→ WHAT YOU WILL DO: Give back the entire listing verbatim.

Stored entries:

•••

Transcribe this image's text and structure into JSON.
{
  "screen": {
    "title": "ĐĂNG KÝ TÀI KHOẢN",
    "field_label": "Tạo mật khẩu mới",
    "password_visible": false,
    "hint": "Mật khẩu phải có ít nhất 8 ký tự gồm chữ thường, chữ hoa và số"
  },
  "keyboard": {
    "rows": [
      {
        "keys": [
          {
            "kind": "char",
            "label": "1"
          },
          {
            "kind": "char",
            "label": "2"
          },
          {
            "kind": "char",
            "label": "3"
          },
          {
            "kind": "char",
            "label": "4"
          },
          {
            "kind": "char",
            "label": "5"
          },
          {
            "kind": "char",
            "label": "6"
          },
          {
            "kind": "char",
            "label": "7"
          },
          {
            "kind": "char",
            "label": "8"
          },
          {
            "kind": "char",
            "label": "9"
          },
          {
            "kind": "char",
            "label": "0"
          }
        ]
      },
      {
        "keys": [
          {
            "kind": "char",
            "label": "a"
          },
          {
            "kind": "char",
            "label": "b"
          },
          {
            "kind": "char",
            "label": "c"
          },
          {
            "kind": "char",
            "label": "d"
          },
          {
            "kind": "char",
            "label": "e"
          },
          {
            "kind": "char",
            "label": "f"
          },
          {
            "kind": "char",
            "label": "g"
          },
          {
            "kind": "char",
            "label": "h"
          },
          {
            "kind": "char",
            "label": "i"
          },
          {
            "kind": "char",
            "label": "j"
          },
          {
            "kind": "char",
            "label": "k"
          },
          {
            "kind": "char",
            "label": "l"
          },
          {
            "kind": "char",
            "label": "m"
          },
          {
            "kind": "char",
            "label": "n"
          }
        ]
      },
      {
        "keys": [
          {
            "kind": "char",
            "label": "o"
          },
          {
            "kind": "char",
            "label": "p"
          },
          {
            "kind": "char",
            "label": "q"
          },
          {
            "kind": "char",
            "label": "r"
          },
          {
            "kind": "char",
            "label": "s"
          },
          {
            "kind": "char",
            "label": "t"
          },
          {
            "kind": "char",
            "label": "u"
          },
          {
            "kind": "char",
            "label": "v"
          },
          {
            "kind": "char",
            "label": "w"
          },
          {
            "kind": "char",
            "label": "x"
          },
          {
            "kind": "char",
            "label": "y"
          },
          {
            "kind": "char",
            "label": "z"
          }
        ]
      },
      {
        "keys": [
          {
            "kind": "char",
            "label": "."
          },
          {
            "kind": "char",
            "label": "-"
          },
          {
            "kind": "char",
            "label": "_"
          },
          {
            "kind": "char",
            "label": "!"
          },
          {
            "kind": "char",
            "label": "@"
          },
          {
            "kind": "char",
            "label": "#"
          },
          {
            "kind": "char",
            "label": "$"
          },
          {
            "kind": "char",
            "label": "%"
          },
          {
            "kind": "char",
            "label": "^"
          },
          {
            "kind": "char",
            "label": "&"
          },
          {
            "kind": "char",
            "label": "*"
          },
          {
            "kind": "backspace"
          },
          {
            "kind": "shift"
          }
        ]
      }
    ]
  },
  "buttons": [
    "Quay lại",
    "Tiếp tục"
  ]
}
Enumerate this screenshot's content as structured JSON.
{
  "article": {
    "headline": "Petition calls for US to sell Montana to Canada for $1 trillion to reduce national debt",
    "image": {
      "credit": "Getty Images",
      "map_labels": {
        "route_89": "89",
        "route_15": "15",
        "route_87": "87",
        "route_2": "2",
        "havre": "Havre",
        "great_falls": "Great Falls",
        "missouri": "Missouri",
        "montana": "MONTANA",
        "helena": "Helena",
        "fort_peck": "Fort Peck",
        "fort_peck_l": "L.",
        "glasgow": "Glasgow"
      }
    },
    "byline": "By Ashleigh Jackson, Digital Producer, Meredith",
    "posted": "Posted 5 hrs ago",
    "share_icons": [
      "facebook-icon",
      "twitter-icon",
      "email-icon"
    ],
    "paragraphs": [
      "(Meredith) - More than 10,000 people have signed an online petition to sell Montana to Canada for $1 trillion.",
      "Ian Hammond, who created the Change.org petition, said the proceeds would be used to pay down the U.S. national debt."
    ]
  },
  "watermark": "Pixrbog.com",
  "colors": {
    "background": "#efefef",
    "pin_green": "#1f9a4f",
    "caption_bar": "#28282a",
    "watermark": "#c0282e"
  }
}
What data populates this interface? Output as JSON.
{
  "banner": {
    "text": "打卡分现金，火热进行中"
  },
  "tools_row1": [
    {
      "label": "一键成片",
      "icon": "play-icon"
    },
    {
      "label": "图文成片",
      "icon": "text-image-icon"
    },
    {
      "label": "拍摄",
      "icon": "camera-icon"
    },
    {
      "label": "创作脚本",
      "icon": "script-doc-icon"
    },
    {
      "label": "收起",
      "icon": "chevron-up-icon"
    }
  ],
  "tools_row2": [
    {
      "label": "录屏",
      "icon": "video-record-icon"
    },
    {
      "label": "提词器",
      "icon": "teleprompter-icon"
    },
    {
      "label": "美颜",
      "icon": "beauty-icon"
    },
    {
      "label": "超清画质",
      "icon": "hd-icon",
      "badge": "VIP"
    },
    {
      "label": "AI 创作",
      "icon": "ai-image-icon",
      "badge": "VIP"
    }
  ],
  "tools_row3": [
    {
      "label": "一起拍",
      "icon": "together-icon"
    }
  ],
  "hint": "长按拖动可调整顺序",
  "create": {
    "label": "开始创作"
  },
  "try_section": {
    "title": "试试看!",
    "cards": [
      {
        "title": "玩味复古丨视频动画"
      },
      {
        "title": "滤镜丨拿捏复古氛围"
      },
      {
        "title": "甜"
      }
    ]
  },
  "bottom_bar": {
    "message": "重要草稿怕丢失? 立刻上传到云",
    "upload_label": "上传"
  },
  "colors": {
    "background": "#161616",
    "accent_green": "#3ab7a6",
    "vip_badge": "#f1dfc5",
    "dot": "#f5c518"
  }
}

•••

→ EXERCISE OUTPUT:
Transcribe this image's text and structure into JSON.
{
  "screen": {
    "title": "ĐĂNG KÝ TÀI KHOẢN",
    "field_label": "Tạo mật khẩu mới",
    "password_visible": false,
    "hint": "Mật khẩu phải có ít nhất 8 ký tự gồm chữ thường, chữ hoa và số"
  },
  "keyboard": {
    "rows": [
      {
        "keys": [
          {
            "kind": "char",
            "label": "1"
          },
          {
            "kind": "char",
            "label": "2"
          },
          {
            "kind": "char",
            "label": "3"
          },
          {
            "kind": "char",
            "label": "4"
          },
          {
            "kind": "char",
            "label": "5"
          },
          {
            "kind": "char",
            "label": "6"
          },
          {
            "kind": "char",
            "label": "7"
          },
          {
            "kind": "char",
            "label": "8"
          },
          {
            "kind": "char",
            "label": "9"
          },
          {
            "kind": "char",
            "label": "0"
          }
        ]
      },
      {
        "keys": [
          {
            "kind": "char",
            "label": "a"
          },
          {
            "kind": "char",
            "label": "b"
          },
          {
            "kind": "char",
            "label": "c"
          },
          {
            "kind": "char",
            "label": "d"
          },
          {
            "kind": "char",
            "label": "e"
          },
          {
            "kind": "char",
            "label": "f"
          },
          {
            "kind": "char",
            "label": "g"
          },
          {
            "kind": "char",
            "label": "h"
          },
          {
            "kind": "char",
            "label": "i"
          },
          {
            "kind": "char",
            "label": "j"
          },
          {
            "kind": "char",
            "label": "k"
          },
          {
            "kind": "char",
            "label": "l"
          },
          {
            "kind": "char",
            "label": "m"
          },
          {
            "kind": "char",
            "label": "n"
          }
        ]
      },
      {
        "keys": [
          {
            "kind": "char",
            "label": "o"
          },
          {
            "kind": "char",
            "label": "p"
          },
          {
            "kind": "char",
            "label": "q"
          },
          {
            "kind": "char",
            "label": "r"
          },
          {
            "kind": "char",
            "label": "s"
          },
          {
            "kind": "char",
            "label": "t"
          },
          {
            "kind": "char",
            "label": "u"
          },
          {
            "kind": "char",
            "label": "v"
          },
          {
            "kind": "char",
            "label": "w"
          },
          {
            "kind": "char",
            "label": "x"
          },
          {
            "kind": "char",
            "label": "y"
          },
          {
            "kind": "char",
            "label": "z"
          }
        ]
      },
      {
        "keys": [
          {
            "kind": "char",
            "label": "."
          },
          {
            "kind": "char",
            "label": "-"
          },
          {
            "kind": "char",
            "label": "_"
          },
          {
            "kind": "char",
            "label": "!"
          },
          {
            "kind": "char",
            "label": "@"
          },
          {
            "kind": "char",
            "label": "#"
          },
          {
            "kind": "char",
            "label": "$"
          },
          {
            "kind": "char",
            "label": "%"
          },
          {
            "kind": "char",
            "label": "^"
          },
          {
            "kind": "char",
            "label": "&"
          },
          {
            "kind": "char",
            "label": "*"
          },
          {
            "kind": "backspace"
          },
          {
            "kind": "shift"
          }
        ]
      }
    ]
  },
  "buttons": [
    "Quay lại",
    "Tiếp tục"
  ]
}
Enumerate this screenshot's content as structured JSON.
{
  "article": {
    "headline": "Petition calls for US to sell Montana to Canada for $1 trillion to reduce national debt",
    "image": {
      "credit": "Getty Images",
      "map_labels": {
        "route_89": "89",
        "route_15": "15",
        "route_87": "87",
        "route_2": "2",
        "havre": "Havre",
        "great_falls": "Great Falls",
        "missouri": "Missouri",
        "montana": "MONTANA",
        "helena": "Helena",
        "fort_peck": "Fort Peck",
        "fort_peck_l": "L.",
        "glasgow": "Glasgow"
      }
    },
    "byline": "By Ashleigh Jackson, Digital Producer, Meredith",
    "posted": "Posted 5 hrs ago",
    "share_icons": [
      "facebook-icon",
      "twitter-icon",
      "email-icon"
    ],
    "paragraphs": [
      "(Meredith) - More than 10,000 people have signed an online petition to sell Montana to Canada for $1 trillion.",
      "Ian Hammond, who created the Change.org petition, said the proceeds would be used to pay down the U.S. national debt."
    ]
  },
  "watermark": "Pixrbog.com",
  "colors": {
    "background": "#efefef",
    "pin_green": "#1f9a4f",
    "caption_bar": "#28282a",
    "watermark": "#c0282e"
  }
}
What data populates this interface? Output as JSON.
{
  "banner": {
    "text": "打卡分现金，火热进行中"
  },
  "tools_row1": [
    {
      "label": "一键成片",
      "icon": "play-icon"
    },
    {
      "label": "图文成片",
      "icon": "text-image-icon"
    },
    {
      "label": "拍摄",
      "icon": "camera-icon"
    },
    {
      "label": "创作脚本",
      "icon": "script-doc-icon"
    },
    {
      "label": "收起",
      "icon": "chevron-up-icon"
    }
  ],
  "tools_row2": [
    {
      "label": "录屏",
      "icon": "video-record-icon"
    },
    {
      "label": "提词器",
      "icon": "teleprompter-icon"
    },
    {
      "label": "美颜",
      "icon": "beauty-icon"
    },
    {
      "label": "超清画质",
      "icon": "hd-icon",
      "badge": "VIP"
    },
    {
      "label": "AI 创作",
      "icon": "ai-image-icon",
      "badge": "VIP"
    }
  ],
  "tools_row3": [
    {
      "label": "一起拍",
      "icon": "together-icon"
    }
  ],
  "hint": "长按拖动可调整顺序",
  "create": {
    "label": "开始创作"
  },
  "try_section": {
    "title": "试试看!",
    "cards": [
      {
        "title": "玩味复古丨视频动画"
      },
      {
        "title": "滤镜丨拿捏复古氛围"
      },
      {
        "title": "甜"
      }
    ]
  },
  "bottom_bar": {
    "message": "重要草稿怕丢失? 立刻上传到云",
    "upload_label": "上传"
  },
  "colors": {
    "background": "#161616",
    "accent_green": "#3ab7a6",
    "vip_badge": "#f1dfc5",
    "dot": "#f5c518"
  }
}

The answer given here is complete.